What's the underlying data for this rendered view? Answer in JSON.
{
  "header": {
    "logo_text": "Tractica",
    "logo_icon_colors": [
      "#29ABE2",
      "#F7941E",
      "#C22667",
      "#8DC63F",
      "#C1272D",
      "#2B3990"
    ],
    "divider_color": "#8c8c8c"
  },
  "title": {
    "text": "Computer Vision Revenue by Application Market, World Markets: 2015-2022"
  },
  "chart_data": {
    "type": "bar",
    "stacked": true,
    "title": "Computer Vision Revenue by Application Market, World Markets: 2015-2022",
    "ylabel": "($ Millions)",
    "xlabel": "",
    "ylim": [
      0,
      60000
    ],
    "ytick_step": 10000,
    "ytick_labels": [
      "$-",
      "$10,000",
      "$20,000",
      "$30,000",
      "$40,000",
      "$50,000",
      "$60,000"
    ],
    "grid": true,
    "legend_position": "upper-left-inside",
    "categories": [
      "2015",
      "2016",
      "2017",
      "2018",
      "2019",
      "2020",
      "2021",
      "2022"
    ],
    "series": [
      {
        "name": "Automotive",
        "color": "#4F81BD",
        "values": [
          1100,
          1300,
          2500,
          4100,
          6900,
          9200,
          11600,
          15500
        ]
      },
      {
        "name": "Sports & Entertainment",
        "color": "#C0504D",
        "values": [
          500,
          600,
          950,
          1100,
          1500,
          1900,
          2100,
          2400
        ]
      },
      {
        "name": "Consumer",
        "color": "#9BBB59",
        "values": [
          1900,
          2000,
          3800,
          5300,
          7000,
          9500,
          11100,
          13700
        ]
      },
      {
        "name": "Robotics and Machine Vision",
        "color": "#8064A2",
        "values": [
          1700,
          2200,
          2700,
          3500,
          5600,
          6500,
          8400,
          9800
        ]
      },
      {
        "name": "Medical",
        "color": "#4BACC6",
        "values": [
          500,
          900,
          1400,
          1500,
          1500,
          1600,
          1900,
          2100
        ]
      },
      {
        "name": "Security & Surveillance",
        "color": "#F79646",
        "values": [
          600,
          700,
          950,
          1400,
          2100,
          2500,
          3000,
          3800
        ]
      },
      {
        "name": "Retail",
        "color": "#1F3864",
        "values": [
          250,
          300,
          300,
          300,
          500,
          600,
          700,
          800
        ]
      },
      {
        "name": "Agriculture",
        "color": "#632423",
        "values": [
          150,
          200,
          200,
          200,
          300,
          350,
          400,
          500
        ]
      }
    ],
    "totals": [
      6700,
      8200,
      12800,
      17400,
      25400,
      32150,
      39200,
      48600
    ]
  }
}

□ □ □ □

Short exercise =>
Reproduce the data in its entirety, matching each character.

Full solution =>
What's the underlying data for this rendered view? Answer in JSON.
{
  "header": {
    "logo_text": "Tractica",
    "logo_icon_colors": [
      "#29ABE2",
      "#F7941E",
      "#C22667",
      "#8DC63F",
      "#C1272D",
      "#2B3990"
    ],
    "divider_color": "#8c8c8c"
  },
  "title": {
    "text": "Computer Vision Revenue by Application Market, World Markets: 2015-2022"
  },
  "chart_data": {
    "type": "bar",
    "stacked": true,
    "title": "Computer Vision Revenue by Application Market, World Markets: 2015-2022",
    "ylabel": "($ Millions)",
    "xlabel": "",
    "ylim": [
      0,
      60000
    ],
    "ytick_step": 10000,
    "ytick_labels": [
      "$-",
      "$10,000",
      "$20,000",
      "$30,000",
      "$40,000",
      "$50,000",
      "$60,000"
    ],
    "grid": true,
    "legend_position": "upper-left-inside",
    "categories": [
      "2015",
      "2016",
      "2017",
      "2018",
      "2019",
      "2020",
      "2021",
      "2022"
    ],
    "series": [
      {
        "name": "Automotive",
        "color": "#4F81BD",
        "values": [
          1100,
          1300,
          2500,
          4100,
          6900,
          9200,
          11600,
          15500
        ]
      },
      {
        "name": "Sports & Entertainment",
        "color": "#C0504D",
        "values": [
          500,
          600,
          950,
          1100,
          1500,
          1900,
          2100,
          2400
        ]
      },
      {
        "name": "Consumer",
        "color": "#9BBB59",
        "values": [
          1900,
          2000,
          3800,
          5300,
          7000,
          9500,
          11100,
          13700
        ]
      },
      {
        "name": "Robotics and Machine Vision",
        "color": "#8064A2",
        "values": [
          1700,
          2200,
          2700,
          3500,
          5600,
          6500,
          8400,
          9800
        ]
      },
      {
        "name": "Medical",
        "color": "#4BACC6",
        "values": [
          500,
          900,
          1400,
          1500,
          1500,
          1600,
          1900,
          2100
        ]
      },
      {
        "name": "Security & Surveillance",
        "color": "#F79646",
        "values": [
          600,
          700,
          950,
          1400,
          2100,
          2500,
          3000,
          3800
        ]
      },
      {
        "name": "Retail",
        "color": "#1F3864",
        "values": [
          250,
          300,
          300,
          300,
          500,
          600,
          700,
          800
        ]
      },
      {
        "name": "Agriculture",
        "color": "#632423",
        "values": [
          150,
          200,
          200,
          200,
          300,
          350,
          400,
          500
        ]
      }
    ],
    "totals": [
      6700,
      8200,
      12800,
      17400,
      25400,
      32150,
      39200,
      48600
    ]
  }
}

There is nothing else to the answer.